TASK OBJECTIVE: Please give the listing again, word for word, with nothing left out.

PROVIDED RECORDS:
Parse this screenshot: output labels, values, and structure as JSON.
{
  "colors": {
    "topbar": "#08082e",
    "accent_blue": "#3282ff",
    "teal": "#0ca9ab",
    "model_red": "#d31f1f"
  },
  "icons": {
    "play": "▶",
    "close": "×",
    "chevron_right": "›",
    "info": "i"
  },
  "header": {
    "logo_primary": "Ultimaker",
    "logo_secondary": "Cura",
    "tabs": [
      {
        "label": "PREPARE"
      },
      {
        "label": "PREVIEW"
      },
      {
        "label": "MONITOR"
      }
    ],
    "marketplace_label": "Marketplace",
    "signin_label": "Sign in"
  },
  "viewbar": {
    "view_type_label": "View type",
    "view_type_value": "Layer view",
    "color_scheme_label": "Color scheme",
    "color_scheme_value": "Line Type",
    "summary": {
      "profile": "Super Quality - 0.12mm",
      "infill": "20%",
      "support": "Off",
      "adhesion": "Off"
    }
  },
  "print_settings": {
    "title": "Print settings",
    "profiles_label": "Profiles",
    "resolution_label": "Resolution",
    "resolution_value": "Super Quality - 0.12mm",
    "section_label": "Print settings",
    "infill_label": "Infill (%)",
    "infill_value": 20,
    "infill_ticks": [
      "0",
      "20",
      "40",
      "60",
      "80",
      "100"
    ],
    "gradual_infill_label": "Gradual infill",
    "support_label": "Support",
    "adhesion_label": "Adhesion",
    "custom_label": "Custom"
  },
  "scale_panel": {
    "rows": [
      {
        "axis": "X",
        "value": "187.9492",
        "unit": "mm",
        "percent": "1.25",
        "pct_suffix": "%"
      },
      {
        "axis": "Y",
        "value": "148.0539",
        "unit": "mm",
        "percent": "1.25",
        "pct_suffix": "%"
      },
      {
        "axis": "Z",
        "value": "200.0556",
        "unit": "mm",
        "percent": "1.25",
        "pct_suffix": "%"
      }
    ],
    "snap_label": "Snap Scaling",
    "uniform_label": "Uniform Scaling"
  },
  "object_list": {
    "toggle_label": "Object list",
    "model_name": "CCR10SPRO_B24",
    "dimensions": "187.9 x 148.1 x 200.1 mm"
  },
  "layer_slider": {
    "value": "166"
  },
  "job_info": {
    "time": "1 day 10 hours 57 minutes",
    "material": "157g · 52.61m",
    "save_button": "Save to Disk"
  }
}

FULL OUTPUT:
Parse this screenshot: output labels, values, and structure as JSON.
{
  "colors": {
    "topbar": "#08082e",
    "accent_blue": "#3282ff",
    "teal": "#0ca9ab",
    "model_red": "#d31f1f"
  },
  "icons": {
    "play": "▶",
    "close": "×",
    "chevron_right": "›",
    "info": "i"
  },
  "header": {
    "logo_primary": "Ultimaker",
    "logo_secondary": "Cura",
    "tabs": [
      {
        "label": "PREPARE"
      },
      {
        "label": "PREVIEW"
      },
      {
        "label": "MONITOR"
      }
    ],
    "marketplace_label": "Marketplace",
    "signin_label": "Sign in"
  },
  "viewbar": {
    "view_type_label": "View type",
    "view_type_value": "Layer view",
    "color_scheme_label": "Color scheme",
    "color_scheme_value": "Line Type",
    "summary": {
      "profile": "Super Quality - 0.12mm",
      "infill": "20%",
      "support": "Off",
      "adhesion": "Off"
    }
  },
  "print_settings": {
    "title": "Print settings",
    "profiles_label": "Profiles",
    "resolution_label": "Resolution",
    "resolution_value": "Super Quality - 0.12mm",
    "section_label": "Print settings",
    "infill_label": "Infill (%)",
    "infill_value": 20,
    "infill_ticks": [
      "0",
      "20",
      "40",
      "60",
      "80",
      "100"
    ],
    "gradual_infill_label": "Gradual infill",
    "support_label": "Support",
    "adhesion_label": "Adhesion",
    "custom_label": "Custom"
  },
  "scale_panel": {
    "rows": [
      {
        "axis": "X",
        "value": "187.9492",
        "unit": "mm",
        "percent": "1.25",
        "pct_suffix": "%"
      },
      {
        "axis": "Y",
        "value": "148.0539",
        "unit": "mm",
        "percent": "1.25",
        "pct_suffix": "%"
      },
      {
        "axis": "Z",
        "value": "200.0556",
        "unit": "mm",
        "percent": "1.25",
        "pct_suffix": "%"
      }
    ],
    "snap_label": "Snap Scaling",
    "uniform_label": "Uniform Scaling"
  },
  "object_list": {
    "toggle_label": "Object list",
    "model_name": "CCR10SPRO_B24",
    "dimensions": "187.9 x 148.1 x 200.1 mm"
  },
  "layer_slider": {
    "value": "166"
  },
  "job_info": {
    "time": "1 day 10 hours 57 minutes",
    "material": "157g · 52.61m",
    "save_button": "Save to Disk"
  }
}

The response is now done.